* [THE EXERCISE]
Locate every line in the material below that has the word "Careful". Copy each of those lines.

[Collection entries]

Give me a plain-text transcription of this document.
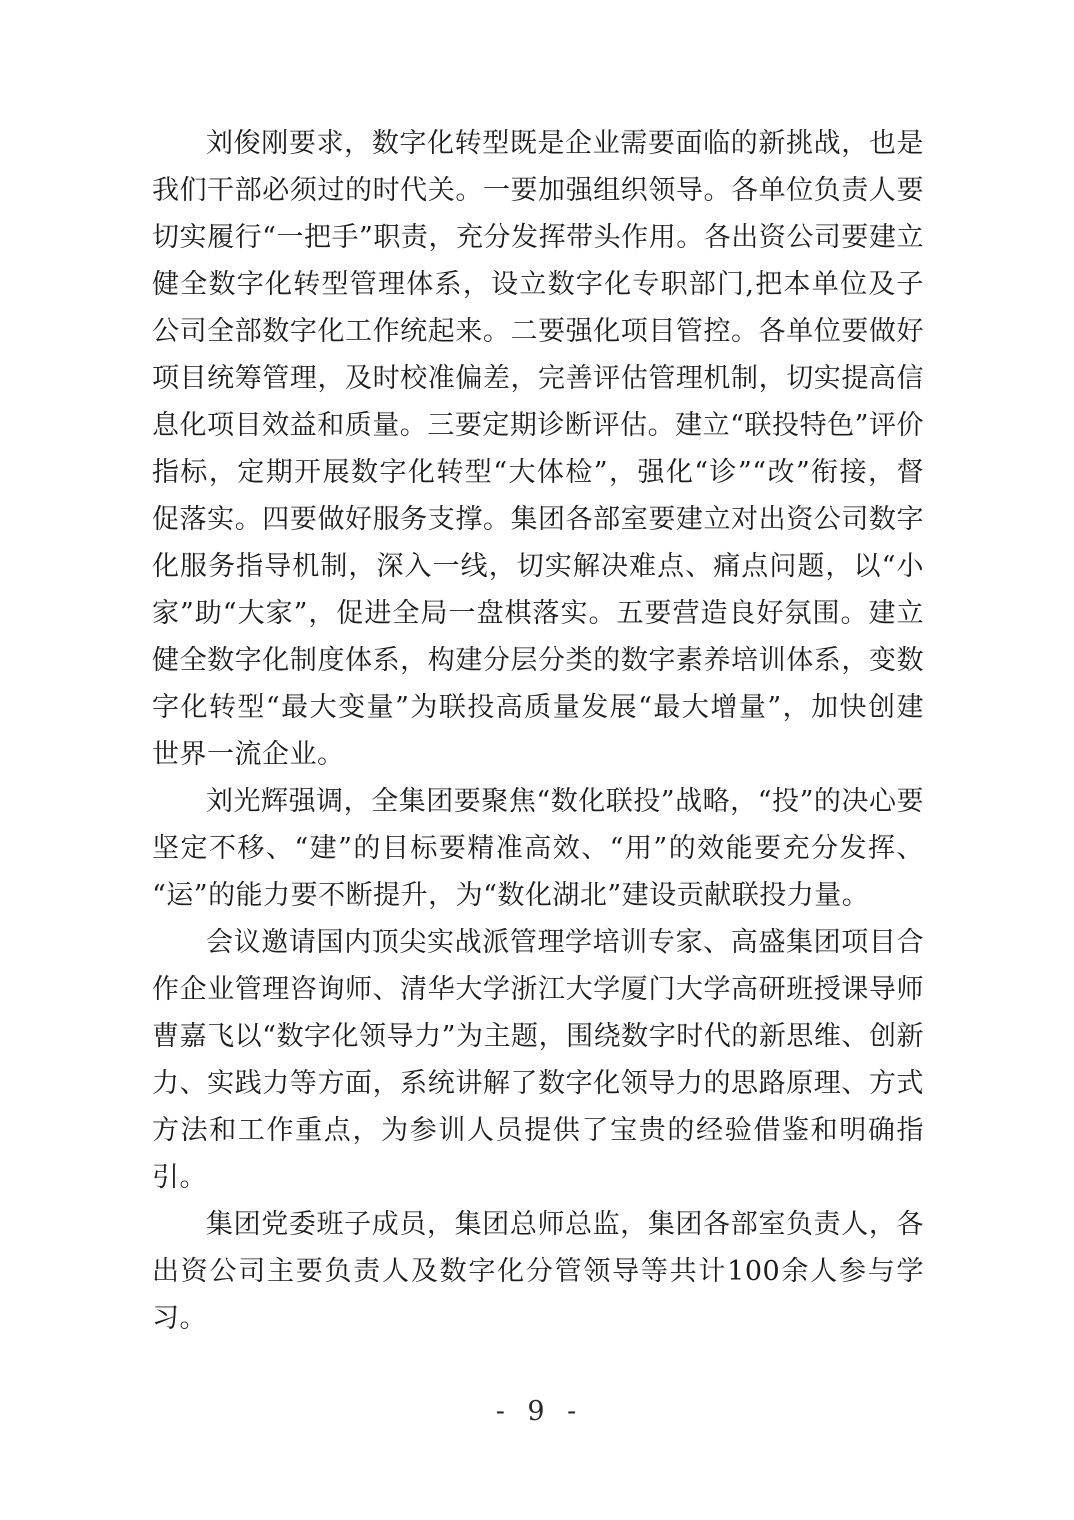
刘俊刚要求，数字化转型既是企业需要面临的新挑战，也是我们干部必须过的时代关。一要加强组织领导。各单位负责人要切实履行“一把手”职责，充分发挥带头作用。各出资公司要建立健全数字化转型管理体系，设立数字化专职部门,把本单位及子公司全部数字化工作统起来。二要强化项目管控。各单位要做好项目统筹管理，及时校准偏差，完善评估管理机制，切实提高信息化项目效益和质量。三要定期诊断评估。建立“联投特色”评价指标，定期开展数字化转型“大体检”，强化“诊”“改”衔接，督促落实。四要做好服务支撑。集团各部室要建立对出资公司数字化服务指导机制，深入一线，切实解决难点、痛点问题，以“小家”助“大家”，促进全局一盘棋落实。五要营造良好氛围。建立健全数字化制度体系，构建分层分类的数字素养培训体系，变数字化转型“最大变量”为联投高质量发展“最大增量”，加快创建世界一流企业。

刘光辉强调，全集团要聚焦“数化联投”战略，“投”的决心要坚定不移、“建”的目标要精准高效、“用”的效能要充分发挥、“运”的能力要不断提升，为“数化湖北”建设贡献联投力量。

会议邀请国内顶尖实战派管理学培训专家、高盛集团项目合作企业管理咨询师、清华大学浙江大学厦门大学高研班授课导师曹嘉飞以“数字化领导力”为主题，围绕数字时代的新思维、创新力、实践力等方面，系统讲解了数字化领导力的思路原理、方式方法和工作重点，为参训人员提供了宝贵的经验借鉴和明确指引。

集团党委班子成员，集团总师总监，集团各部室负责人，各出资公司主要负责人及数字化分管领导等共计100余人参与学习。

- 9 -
--
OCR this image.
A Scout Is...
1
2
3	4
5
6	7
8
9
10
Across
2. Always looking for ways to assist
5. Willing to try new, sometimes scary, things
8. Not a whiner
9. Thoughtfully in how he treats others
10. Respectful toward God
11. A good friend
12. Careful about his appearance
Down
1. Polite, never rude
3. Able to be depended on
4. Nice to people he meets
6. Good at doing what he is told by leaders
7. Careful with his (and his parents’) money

* [ANSWER FOR THIS EXERCISE]
12. Careful about his appearance
7. Careful with his (and his parents’) money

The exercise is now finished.